■ PROVIDED DATA:

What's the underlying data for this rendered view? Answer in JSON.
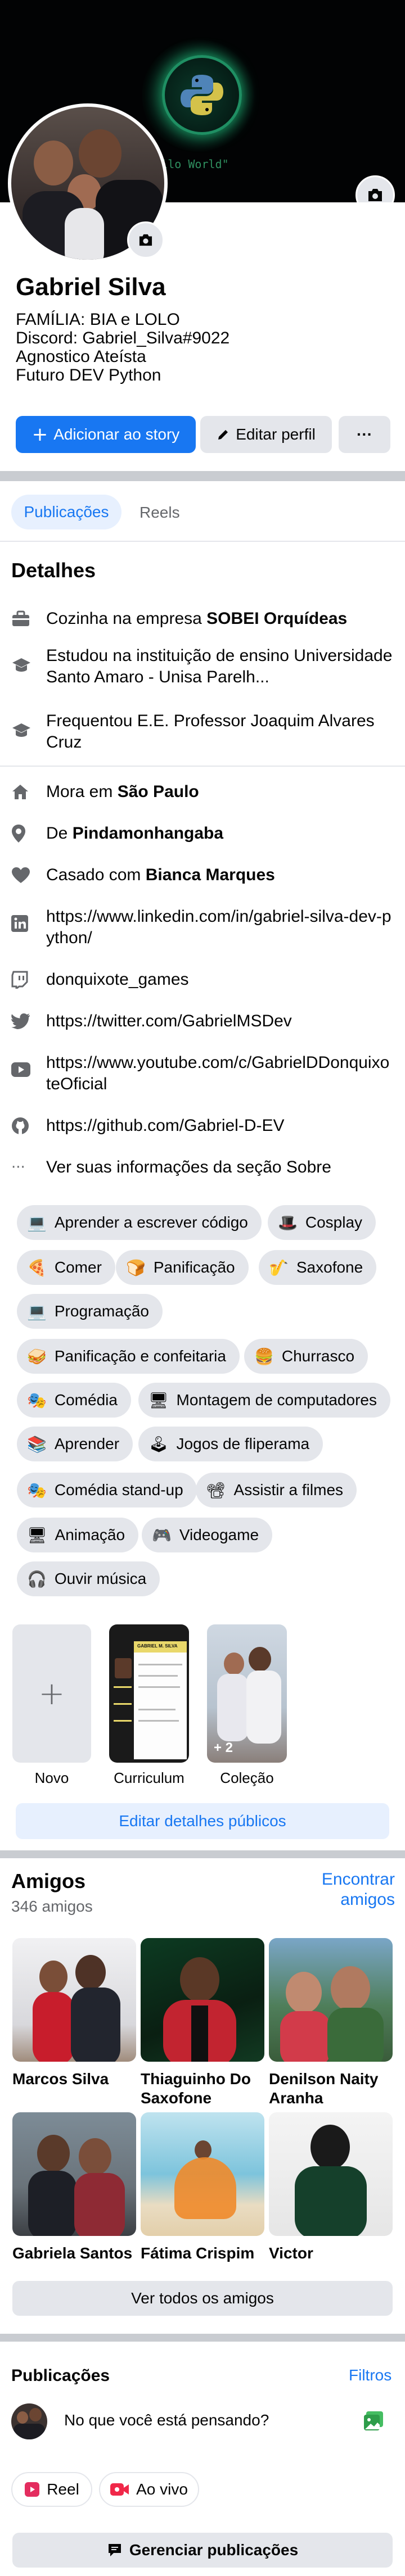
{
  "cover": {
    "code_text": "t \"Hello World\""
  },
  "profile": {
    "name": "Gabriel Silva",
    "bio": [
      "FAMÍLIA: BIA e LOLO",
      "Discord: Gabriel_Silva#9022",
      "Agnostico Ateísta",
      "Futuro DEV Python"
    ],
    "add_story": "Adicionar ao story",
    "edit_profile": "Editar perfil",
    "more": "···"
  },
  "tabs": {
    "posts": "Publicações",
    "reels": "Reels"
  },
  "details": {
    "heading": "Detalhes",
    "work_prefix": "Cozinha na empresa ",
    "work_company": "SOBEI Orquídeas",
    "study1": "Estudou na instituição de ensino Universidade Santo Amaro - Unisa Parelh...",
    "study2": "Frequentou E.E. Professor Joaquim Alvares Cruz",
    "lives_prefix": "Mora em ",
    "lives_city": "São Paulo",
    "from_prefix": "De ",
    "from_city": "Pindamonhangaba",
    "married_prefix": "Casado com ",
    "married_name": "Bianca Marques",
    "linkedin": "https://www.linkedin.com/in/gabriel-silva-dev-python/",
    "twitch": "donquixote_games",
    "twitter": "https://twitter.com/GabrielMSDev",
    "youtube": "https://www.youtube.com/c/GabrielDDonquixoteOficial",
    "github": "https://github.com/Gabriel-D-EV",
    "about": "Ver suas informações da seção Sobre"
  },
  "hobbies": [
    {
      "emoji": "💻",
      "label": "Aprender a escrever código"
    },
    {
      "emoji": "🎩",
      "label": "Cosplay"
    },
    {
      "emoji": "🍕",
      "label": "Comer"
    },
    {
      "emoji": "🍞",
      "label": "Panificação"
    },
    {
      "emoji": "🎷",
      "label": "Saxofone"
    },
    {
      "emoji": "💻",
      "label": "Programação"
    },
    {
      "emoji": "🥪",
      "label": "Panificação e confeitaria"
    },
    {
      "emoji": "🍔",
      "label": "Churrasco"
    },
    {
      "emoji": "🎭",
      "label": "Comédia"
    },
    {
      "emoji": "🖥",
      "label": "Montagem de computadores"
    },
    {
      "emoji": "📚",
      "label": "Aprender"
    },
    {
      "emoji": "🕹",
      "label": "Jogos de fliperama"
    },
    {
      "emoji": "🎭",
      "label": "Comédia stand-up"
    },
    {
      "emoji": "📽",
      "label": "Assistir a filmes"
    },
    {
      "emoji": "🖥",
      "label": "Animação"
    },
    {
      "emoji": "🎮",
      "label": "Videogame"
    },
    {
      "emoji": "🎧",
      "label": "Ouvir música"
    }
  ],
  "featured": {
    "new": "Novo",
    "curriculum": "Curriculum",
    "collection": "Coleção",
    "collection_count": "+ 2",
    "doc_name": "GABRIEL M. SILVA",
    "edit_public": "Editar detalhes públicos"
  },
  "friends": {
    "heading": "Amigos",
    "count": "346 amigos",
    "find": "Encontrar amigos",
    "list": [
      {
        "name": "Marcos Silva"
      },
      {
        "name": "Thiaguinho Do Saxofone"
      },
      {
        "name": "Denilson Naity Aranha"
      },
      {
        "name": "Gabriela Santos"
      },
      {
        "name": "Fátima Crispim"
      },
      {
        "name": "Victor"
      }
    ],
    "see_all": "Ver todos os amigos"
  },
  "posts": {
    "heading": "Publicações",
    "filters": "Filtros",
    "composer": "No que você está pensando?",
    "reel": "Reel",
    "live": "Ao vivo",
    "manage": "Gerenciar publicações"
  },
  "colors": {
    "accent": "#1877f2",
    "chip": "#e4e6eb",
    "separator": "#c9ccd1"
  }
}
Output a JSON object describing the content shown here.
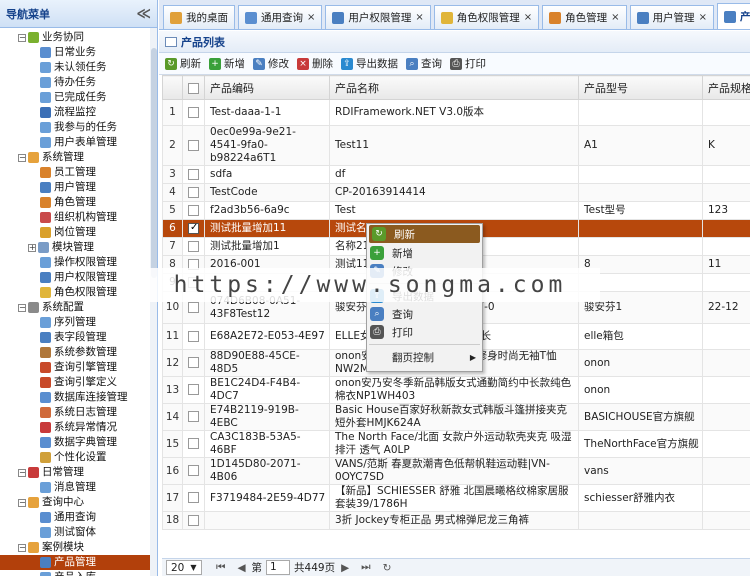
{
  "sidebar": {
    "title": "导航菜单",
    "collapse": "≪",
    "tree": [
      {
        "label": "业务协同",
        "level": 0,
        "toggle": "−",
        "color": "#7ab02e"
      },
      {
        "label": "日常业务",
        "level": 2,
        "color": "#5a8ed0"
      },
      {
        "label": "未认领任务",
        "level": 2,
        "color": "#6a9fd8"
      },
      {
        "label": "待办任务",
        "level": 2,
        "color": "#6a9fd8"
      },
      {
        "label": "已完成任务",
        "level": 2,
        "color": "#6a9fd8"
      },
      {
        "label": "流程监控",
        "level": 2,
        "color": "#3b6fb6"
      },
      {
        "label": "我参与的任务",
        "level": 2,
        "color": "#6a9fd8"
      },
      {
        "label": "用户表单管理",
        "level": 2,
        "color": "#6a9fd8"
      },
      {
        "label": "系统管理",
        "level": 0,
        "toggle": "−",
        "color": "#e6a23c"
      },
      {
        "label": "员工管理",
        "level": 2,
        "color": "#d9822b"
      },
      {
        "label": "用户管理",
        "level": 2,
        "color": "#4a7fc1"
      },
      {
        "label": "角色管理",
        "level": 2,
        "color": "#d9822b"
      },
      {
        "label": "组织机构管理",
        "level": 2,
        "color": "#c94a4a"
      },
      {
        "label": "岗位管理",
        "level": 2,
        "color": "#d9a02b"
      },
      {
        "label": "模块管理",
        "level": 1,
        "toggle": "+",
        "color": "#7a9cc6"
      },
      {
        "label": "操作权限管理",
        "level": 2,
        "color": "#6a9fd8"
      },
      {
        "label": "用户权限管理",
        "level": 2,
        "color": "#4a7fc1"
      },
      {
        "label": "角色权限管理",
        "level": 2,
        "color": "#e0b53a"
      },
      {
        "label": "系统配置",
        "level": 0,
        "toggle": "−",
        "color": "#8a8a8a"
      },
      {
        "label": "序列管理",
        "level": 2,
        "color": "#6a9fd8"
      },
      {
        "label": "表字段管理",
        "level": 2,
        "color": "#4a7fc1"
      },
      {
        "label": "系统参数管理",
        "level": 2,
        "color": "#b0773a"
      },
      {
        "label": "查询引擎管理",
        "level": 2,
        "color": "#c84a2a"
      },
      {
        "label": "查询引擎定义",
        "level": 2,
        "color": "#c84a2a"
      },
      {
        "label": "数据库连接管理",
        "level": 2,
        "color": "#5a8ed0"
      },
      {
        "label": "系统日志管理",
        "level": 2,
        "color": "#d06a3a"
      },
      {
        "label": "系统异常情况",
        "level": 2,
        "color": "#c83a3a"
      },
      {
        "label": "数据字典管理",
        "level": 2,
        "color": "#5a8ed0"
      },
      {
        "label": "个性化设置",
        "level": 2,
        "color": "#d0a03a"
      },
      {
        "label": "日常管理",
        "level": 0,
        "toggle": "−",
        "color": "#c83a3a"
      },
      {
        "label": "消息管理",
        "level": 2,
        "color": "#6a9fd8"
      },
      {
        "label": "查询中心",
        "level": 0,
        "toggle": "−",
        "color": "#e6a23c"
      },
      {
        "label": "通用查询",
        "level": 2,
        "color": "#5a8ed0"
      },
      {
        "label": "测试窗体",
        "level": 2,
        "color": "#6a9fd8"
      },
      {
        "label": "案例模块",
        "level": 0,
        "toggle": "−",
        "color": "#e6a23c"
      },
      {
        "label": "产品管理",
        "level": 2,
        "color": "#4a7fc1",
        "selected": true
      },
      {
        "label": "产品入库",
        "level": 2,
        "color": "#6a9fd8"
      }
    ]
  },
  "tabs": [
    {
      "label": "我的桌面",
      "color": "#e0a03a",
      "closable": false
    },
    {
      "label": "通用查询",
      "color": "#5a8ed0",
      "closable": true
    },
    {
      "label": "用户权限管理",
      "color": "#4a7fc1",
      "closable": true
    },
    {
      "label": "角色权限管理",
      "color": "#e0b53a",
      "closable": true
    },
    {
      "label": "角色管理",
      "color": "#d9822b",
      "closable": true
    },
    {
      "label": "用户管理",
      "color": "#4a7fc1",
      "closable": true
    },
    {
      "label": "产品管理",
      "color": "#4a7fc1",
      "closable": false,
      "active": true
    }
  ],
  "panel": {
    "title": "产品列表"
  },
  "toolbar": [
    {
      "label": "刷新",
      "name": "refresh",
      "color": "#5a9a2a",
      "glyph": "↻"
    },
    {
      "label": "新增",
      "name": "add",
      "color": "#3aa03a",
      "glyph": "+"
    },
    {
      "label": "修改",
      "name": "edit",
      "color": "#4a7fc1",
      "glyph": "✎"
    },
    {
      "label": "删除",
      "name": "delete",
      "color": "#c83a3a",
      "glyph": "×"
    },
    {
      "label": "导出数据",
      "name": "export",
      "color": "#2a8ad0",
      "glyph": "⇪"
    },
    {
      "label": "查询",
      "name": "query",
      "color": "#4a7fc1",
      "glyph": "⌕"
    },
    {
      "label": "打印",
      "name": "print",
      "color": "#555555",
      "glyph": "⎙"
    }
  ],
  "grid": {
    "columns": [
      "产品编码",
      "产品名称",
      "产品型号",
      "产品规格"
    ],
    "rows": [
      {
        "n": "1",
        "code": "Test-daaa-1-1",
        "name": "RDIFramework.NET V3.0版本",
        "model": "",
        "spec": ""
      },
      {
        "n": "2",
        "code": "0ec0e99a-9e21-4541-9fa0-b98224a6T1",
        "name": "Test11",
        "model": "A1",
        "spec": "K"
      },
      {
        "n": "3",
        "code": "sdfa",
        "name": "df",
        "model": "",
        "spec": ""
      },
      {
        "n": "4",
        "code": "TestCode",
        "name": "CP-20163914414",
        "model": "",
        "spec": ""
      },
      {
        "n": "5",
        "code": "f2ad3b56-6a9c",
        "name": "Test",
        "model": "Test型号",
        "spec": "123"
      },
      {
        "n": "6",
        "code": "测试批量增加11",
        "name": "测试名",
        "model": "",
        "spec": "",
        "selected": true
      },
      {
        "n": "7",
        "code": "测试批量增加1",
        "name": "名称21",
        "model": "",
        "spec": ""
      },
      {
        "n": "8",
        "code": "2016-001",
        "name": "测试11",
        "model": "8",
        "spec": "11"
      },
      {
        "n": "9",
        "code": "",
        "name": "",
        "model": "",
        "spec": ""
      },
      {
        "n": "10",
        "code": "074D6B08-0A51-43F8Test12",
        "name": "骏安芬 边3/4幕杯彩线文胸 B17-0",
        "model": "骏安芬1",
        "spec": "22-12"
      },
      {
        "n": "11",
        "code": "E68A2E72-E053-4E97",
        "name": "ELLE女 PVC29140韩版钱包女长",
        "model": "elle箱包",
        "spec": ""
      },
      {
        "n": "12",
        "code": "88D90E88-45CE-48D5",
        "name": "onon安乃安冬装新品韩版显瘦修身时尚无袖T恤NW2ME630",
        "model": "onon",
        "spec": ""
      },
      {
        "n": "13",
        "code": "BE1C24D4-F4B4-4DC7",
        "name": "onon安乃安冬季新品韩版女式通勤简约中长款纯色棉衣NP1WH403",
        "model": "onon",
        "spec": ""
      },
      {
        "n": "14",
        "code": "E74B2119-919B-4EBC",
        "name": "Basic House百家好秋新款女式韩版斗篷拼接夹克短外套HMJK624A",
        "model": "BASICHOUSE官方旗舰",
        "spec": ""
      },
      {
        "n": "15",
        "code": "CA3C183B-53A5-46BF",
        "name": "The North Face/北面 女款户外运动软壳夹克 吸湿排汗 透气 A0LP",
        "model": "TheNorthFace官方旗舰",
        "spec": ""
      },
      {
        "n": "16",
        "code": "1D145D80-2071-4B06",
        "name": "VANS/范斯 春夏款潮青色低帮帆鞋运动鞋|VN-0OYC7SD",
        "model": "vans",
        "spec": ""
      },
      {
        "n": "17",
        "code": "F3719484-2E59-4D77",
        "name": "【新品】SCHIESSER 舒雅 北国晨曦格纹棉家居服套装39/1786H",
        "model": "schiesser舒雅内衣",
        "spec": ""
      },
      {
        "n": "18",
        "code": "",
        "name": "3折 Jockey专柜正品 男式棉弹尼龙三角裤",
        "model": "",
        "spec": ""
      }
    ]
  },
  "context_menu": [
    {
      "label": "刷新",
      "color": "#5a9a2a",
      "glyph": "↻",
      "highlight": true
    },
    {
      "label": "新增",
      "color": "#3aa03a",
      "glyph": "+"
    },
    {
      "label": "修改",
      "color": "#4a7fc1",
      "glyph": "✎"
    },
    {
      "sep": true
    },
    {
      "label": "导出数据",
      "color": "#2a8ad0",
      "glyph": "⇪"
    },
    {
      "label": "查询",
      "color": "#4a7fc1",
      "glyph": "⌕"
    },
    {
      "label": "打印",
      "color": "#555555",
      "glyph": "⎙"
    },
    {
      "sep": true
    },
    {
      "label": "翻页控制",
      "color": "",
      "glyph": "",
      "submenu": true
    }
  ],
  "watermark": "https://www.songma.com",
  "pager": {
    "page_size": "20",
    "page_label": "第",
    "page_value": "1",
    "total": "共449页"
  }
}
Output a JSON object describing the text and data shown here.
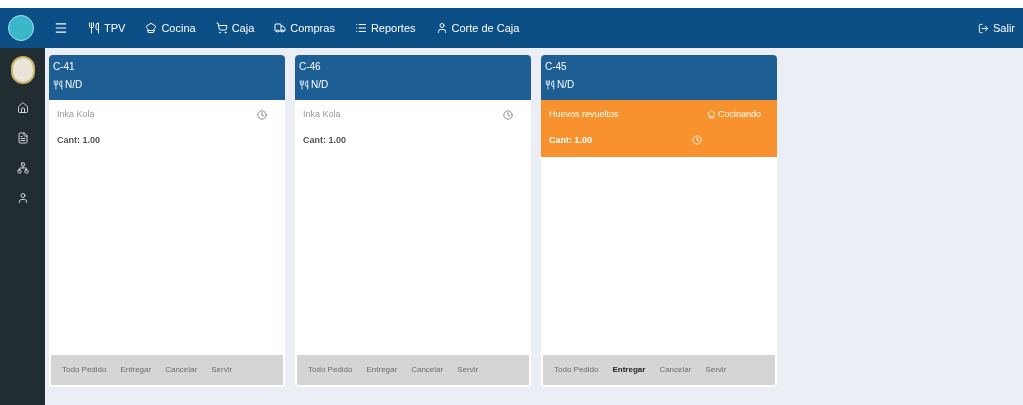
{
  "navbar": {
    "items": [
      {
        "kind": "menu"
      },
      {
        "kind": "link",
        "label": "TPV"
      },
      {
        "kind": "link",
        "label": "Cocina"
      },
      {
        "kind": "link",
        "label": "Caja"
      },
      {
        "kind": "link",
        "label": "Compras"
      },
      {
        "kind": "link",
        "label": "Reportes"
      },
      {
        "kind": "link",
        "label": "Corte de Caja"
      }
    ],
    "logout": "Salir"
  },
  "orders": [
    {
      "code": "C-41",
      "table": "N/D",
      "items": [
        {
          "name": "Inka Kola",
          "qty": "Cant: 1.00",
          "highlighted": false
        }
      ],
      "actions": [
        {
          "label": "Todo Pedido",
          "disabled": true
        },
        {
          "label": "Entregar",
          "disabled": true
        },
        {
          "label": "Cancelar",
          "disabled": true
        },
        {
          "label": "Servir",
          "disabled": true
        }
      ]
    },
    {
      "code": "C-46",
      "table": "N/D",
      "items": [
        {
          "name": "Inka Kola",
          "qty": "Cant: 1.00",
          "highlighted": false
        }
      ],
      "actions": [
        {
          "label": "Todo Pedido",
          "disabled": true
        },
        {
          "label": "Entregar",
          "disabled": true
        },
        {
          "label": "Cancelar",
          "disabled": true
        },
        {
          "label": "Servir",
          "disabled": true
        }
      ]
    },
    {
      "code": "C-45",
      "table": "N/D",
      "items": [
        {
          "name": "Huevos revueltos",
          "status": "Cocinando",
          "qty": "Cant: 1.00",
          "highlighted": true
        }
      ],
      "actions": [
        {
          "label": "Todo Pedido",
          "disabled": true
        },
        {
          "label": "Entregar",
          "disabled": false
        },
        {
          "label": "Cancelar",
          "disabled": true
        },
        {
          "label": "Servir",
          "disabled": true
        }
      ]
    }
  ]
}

■ TASK:
Identify every line holding the word "false" and copy it out.

■ WRITTEN ANSWER:
      "closable": false
      "closable": false,
          "highlighted": false
          "highlighted": false
          "disabled": false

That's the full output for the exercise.